Required work:
Restate the listing that follows word for word, without its pictures.

Source records:
________________________

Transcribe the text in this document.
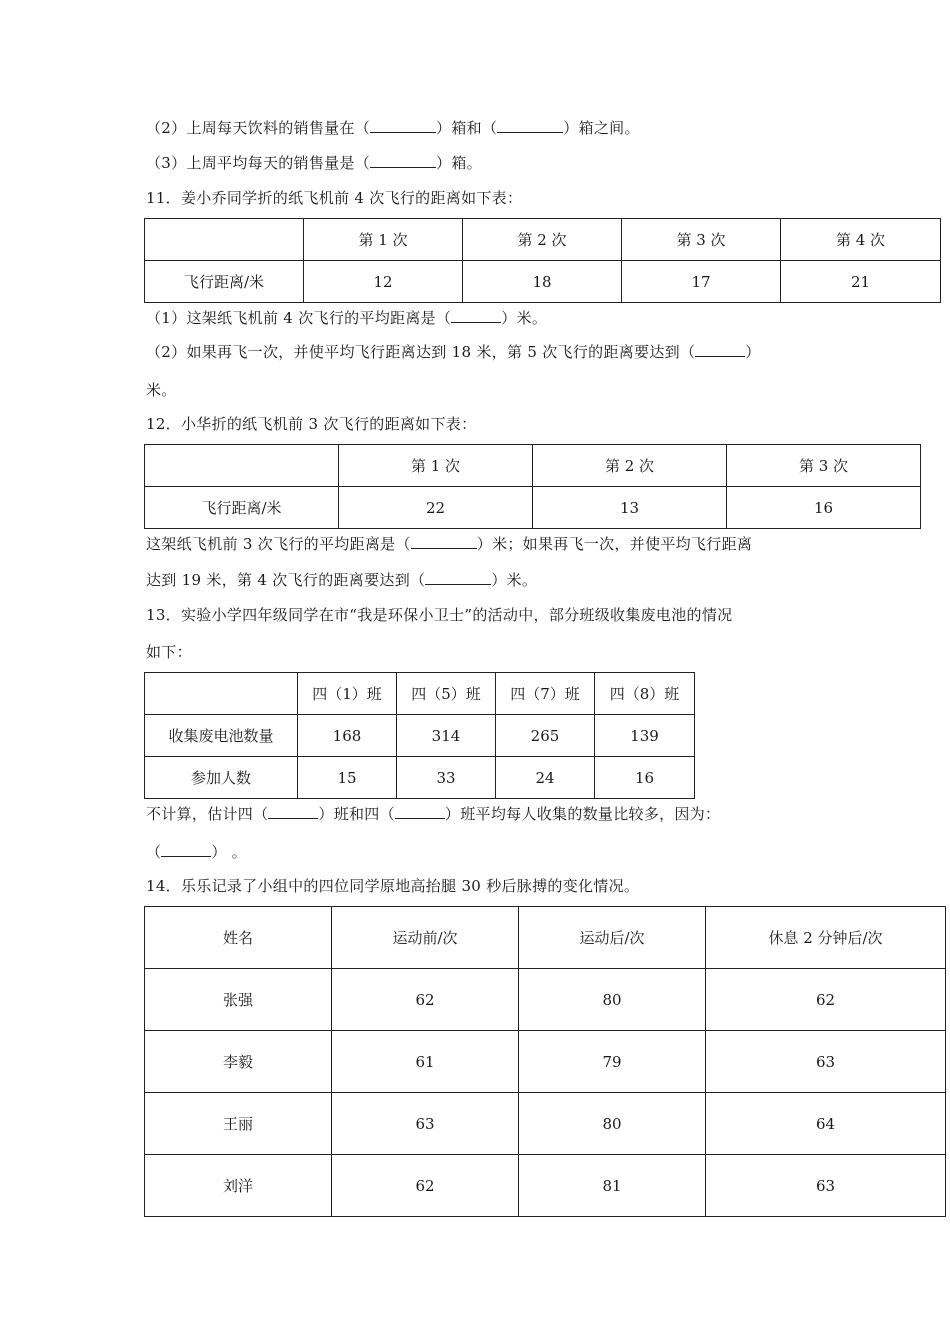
（2）上周每天饮料的销售量在（	）箱和（	）箱之间。
（3）上周平均每天的销售量是（	）箱。
11．姜小乔同学折的纸飞机前 4 次飞行的距离如下表：
	第 1 次	第 2 次	第 3 次	第 4 次
飞行距离/米	12	18	17	21
（1）这架纸飞机前 4 次飞行的平均距离是（	）米。
（2）如果再飞一次，并使平均飞行距离达到 18 米，第 5 次飞行的距离要达到（	）
米。
12．小华折的纸飞机前 3 次飞行的距离如下表：
	第 1 次	第 2 次	第 3 次
飞行距离/米	22	13	16
这架纸飞机前 3 次飞行的平均距离是（	）米；如果再飞一次，并使平均飞行距离
达到 19 米，第 4 次飞行的距离要达到（	）米。
13．实验小学四年级同学在市“我是环保小卫士”的活动中，部分班级收集废电池的情况
如下：
	四（1）班	四（5）班	四（7）班	四（8）班
收集废电池数量	168	314	265	139
参加人数	15	33	24	16
不计算，估计四（	）班和四（	）班平均每人收集的数量比较多，因为：
（	） 。
14．乐乐记录了小组中的四位同学原地高抬腿 30 秒后脉搏的变化情况。
姓名	运动前/次	运动后/次	休息 2 分钟后/次
张强	62	80	62
李毅	61	79	63
王丽	63	80	64
刘洋	62	81	63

________________________

Written response:
Transcribe the text in this document.
（2）上周每天饮料的销售量在（	）箱和（	）箱之间。
（3）上周平均每天的销售量是（	）箱。
11．姜小乔同学折的纸飞机前 4 次飞行的距离如下表：
	第 1 次	第 2 次	第 3 次	第 4 次
飞行距离/米	12	18	17	21
（1）这架纸飞机前 4 次飞行的平均距离是（	）米。
（2）如果再飞一次，并使平均飞行距离达到 18 米，第 5 次飞行的距离要达到（	）
米。
12．小华折的纸飞机前 3 次飞行的距离如下表：
	第 1 次	第 2 次	第 3 次
飞行距离/米	22	13	16
这架纸飞机前 3 次飞行的平均距离是（	）米；如果再飞一次，并使平均飞行距离
达到 19 米，第 4 次飞行的距离要达到（	）米。
13．实验小学四年级同学在市“我是环保小卫士”的活动中，部分班级收集废电池的情况
如下：
	四（1）班	四（5）班	四（7）班	四（8）班
收集废电池数量	168	314	265	139
参加人数	15	33	24	16
不计算，估计四（	）班和四（	）班平均每人收集的数量比较多，因为：
（	） 。
14．乐乐记录了小组中的四位同学原地高抬腿 30 秒后脉搏的变化情况。
姓名	运动前/次	运动后/次	休息 2 分钟后/次
张强	62	80	62
李毅	61	79	63
王丽	63	80	64
刘洋	62	81	63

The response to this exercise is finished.